-- Provided information start --

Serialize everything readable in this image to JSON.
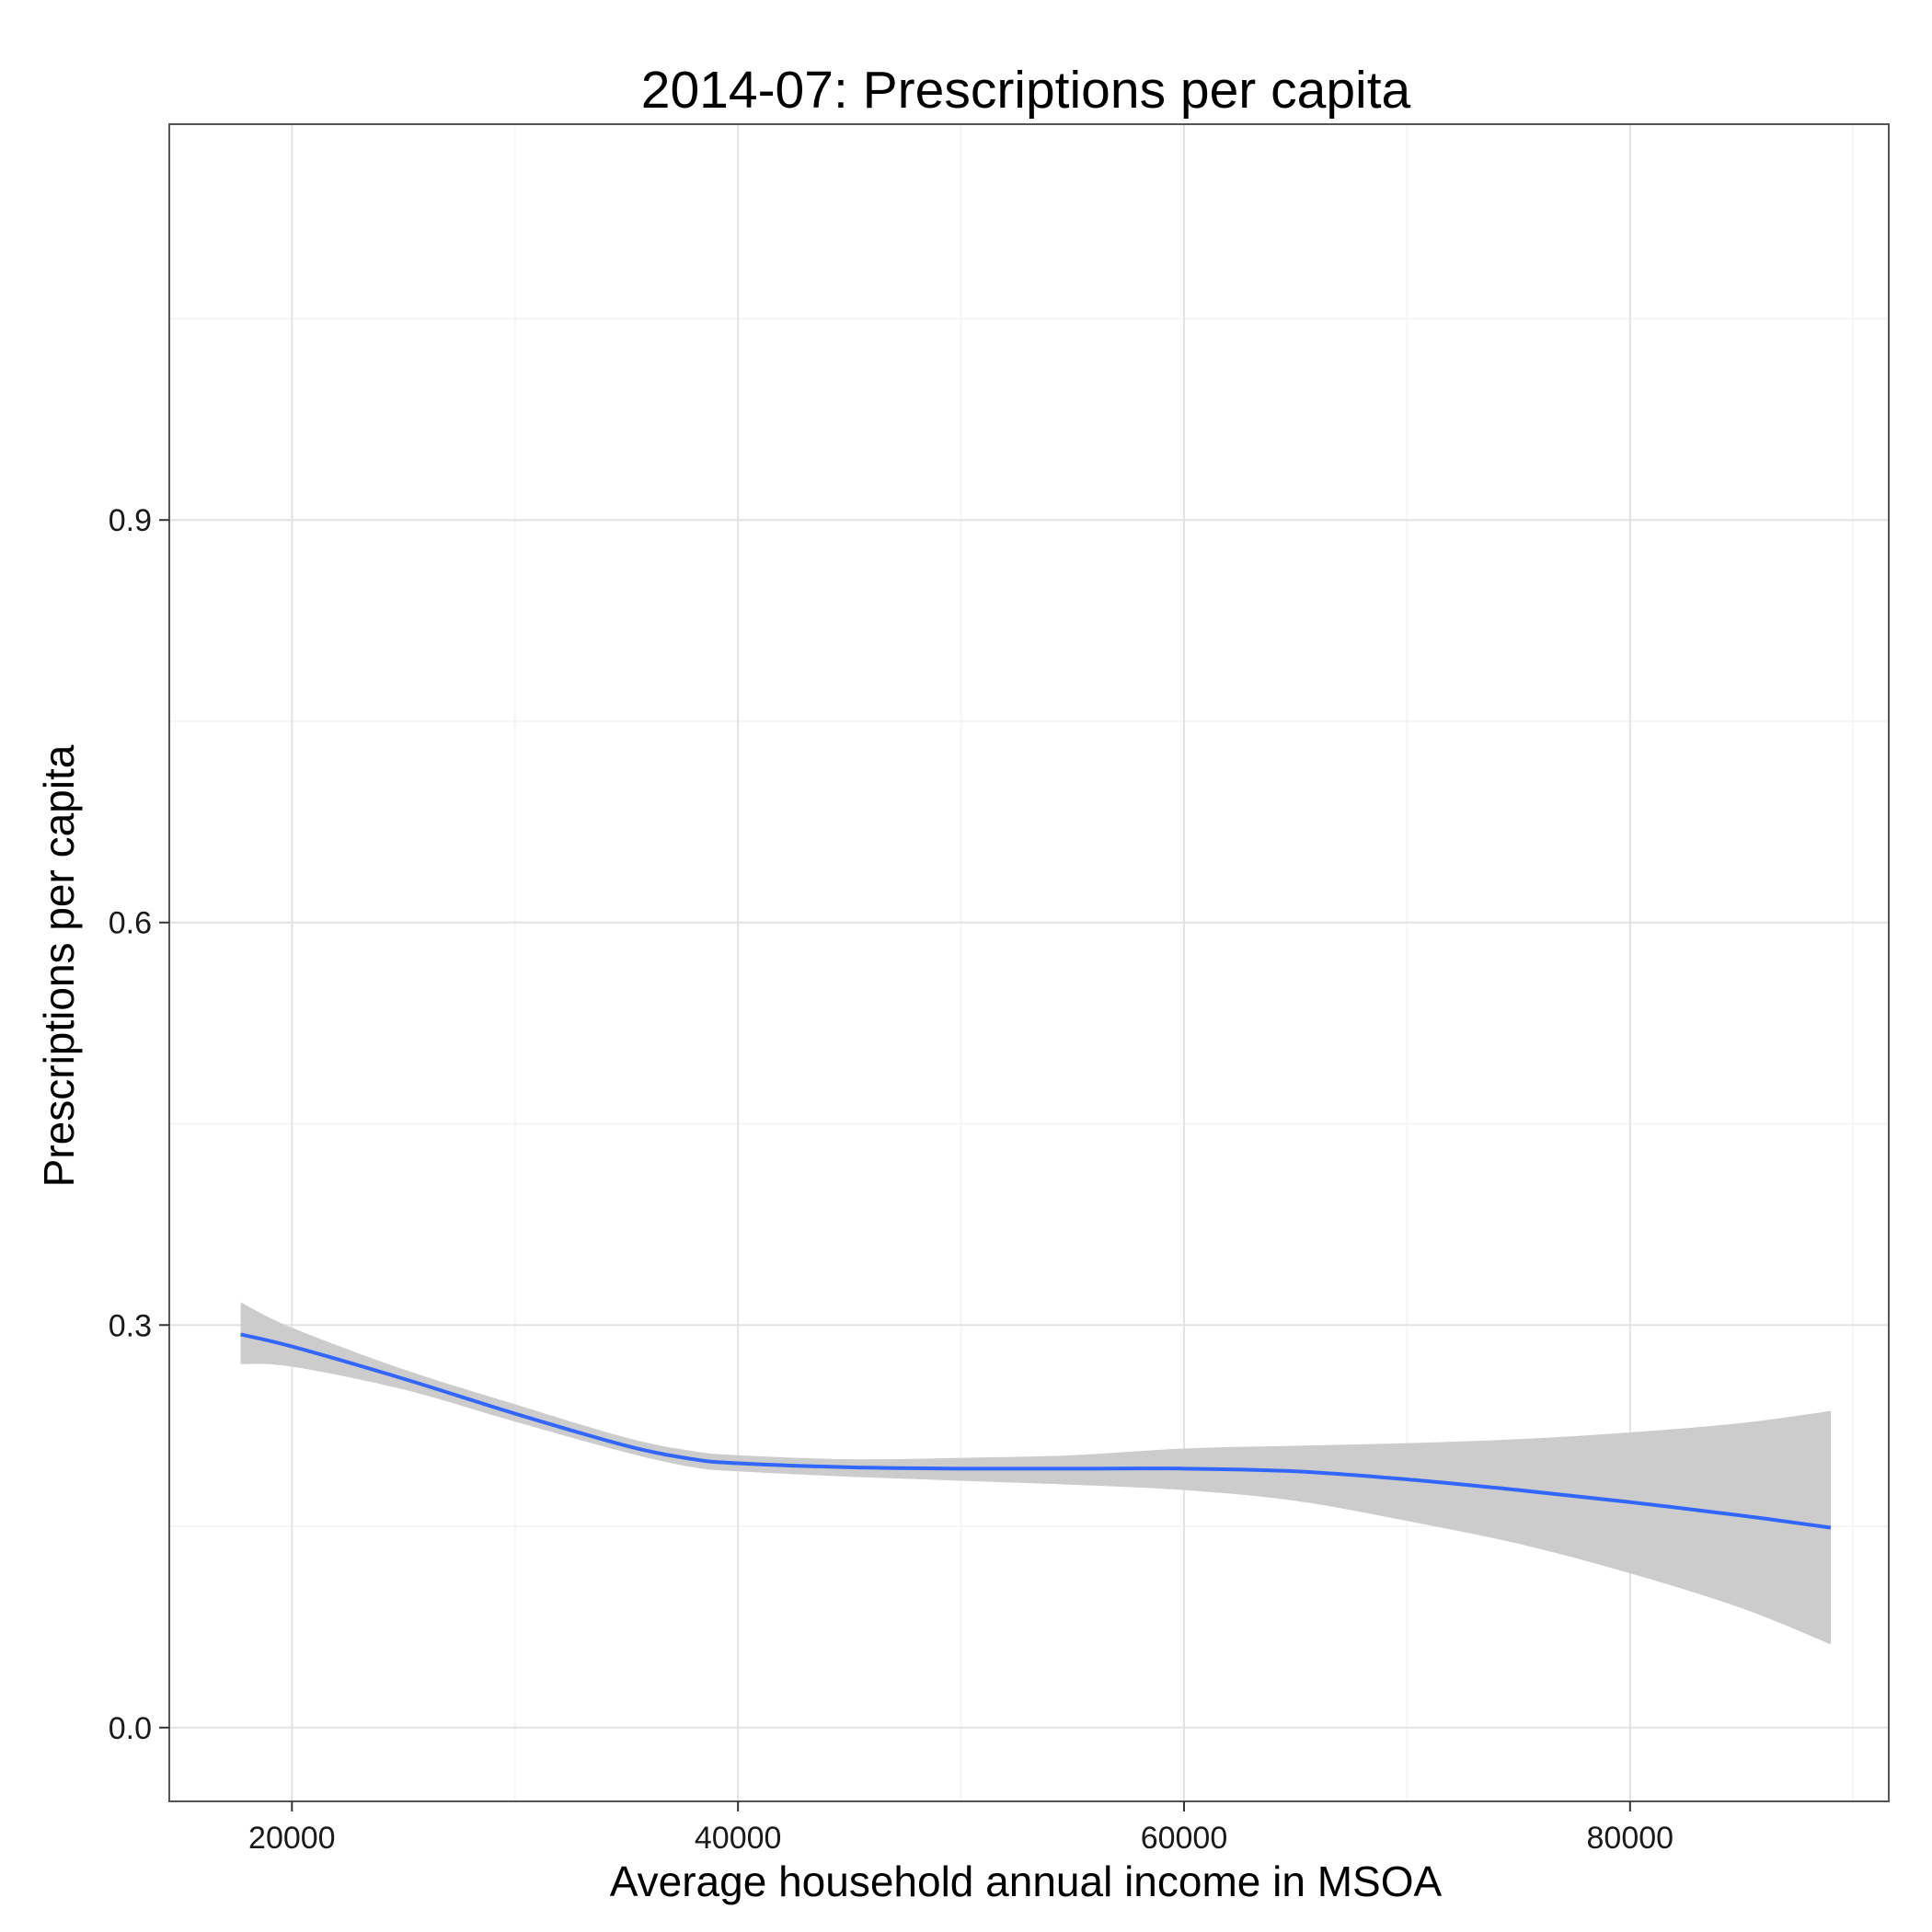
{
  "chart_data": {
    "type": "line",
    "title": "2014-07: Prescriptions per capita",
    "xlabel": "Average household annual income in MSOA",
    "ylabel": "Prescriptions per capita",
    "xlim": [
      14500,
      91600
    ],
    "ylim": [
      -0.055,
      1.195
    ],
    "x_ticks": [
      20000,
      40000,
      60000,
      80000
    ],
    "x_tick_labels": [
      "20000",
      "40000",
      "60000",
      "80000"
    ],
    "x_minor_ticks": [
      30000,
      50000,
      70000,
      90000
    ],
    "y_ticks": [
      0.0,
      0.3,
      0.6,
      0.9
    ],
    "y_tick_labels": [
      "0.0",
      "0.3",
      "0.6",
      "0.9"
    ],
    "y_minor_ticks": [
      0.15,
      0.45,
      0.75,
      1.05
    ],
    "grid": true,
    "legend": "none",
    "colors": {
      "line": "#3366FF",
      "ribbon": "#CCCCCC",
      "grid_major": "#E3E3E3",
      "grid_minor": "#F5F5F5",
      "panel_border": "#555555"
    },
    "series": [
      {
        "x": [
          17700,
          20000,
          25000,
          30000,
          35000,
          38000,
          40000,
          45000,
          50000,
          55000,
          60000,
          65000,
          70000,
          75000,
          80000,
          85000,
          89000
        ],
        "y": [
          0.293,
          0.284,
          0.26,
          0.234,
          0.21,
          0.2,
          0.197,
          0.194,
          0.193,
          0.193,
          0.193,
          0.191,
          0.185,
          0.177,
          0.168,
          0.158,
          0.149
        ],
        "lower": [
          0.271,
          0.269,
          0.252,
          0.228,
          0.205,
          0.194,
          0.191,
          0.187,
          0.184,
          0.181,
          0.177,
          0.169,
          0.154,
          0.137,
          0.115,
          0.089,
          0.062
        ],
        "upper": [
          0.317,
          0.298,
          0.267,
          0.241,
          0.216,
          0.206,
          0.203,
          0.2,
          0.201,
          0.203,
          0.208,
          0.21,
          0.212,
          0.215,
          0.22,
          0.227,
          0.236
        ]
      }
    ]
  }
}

-- Provided information end --
-- Provided information start --

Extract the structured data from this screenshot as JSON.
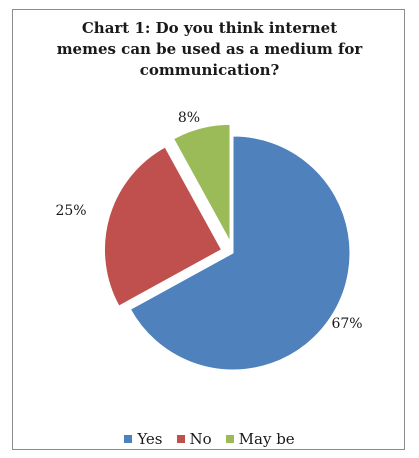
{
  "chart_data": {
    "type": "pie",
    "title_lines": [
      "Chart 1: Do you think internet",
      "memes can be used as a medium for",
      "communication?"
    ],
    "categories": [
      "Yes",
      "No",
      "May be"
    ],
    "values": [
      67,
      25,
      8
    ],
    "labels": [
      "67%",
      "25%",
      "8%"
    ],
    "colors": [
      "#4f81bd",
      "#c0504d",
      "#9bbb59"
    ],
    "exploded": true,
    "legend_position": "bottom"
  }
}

-- Provided information end --
-- Provided information start --

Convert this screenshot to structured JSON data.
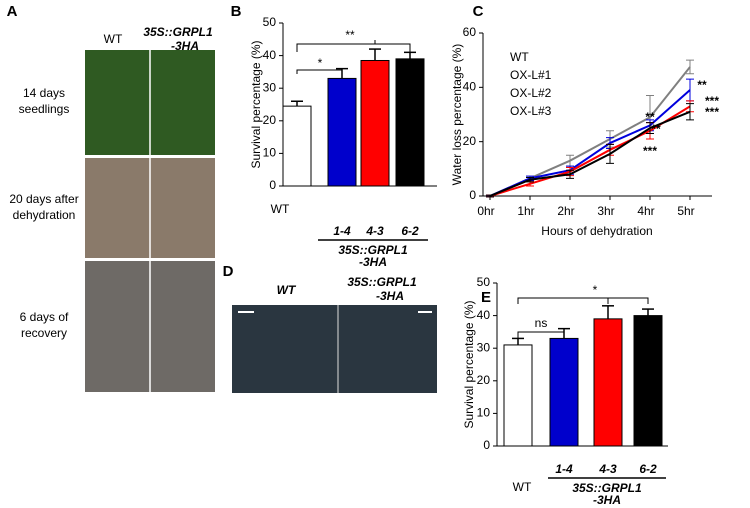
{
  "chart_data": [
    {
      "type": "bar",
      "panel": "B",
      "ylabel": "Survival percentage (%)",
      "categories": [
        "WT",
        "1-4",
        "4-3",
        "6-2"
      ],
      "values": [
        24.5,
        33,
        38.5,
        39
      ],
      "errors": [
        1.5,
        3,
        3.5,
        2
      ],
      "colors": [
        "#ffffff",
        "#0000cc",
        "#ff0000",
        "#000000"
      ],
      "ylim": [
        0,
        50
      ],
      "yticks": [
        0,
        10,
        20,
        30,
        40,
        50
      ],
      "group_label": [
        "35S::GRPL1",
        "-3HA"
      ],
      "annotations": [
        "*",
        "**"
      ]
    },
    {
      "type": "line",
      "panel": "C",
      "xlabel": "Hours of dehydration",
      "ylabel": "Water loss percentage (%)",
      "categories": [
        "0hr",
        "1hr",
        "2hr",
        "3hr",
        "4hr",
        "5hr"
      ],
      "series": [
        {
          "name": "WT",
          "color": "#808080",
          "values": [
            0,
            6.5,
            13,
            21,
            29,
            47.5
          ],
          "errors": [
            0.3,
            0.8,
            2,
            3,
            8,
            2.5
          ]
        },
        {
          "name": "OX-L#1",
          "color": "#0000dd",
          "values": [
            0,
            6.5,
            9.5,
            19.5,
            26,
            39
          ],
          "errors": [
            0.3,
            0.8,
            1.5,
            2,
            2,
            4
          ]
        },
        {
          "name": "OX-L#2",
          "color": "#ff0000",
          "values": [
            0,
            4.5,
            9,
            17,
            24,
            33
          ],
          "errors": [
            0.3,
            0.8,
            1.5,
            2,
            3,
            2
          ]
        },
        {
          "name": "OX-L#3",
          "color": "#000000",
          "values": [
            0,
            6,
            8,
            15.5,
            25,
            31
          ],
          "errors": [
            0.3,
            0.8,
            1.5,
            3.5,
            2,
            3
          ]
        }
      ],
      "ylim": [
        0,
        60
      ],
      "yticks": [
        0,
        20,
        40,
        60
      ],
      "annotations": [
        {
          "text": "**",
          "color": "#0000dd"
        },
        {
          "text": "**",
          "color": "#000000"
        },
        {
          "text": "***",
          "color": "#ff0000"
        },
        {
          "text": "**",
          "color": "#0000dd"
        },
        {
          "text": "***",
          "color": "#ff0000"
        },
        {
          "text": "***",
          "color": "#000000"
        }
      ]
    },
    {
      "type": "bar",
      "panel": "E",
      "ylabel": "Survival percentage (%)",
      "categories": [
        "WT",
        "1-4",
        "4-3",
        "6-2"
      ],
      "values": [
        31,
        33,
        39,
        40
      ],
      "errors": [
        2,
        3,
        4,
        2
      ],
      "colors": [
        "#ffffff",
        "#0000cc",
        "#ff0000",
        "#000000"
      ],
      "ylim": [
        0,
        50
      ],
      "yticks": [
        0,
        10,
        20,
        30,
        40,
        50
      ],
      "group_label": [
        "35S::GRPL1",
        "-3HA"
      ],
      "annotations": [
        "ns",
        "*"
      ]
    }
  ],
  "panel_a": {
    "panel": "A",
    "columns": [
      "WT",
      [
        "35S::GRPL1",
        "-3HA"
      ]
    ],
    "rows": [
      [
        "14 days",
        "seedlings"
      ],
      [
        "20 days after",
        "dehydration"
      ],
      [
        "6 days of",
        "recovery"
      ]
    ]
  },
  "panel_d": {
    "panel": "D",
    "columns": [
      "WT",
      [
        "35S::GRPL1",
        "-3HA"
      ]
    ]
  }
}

-- Provided information end --

Search the listing for the word "this". Copy every line in which it occurs.

Response
Serialize everything readable in this image to JSON.
Extract the structured data from this screenshot as JSON.
Convert this screenshot to structured JSON data.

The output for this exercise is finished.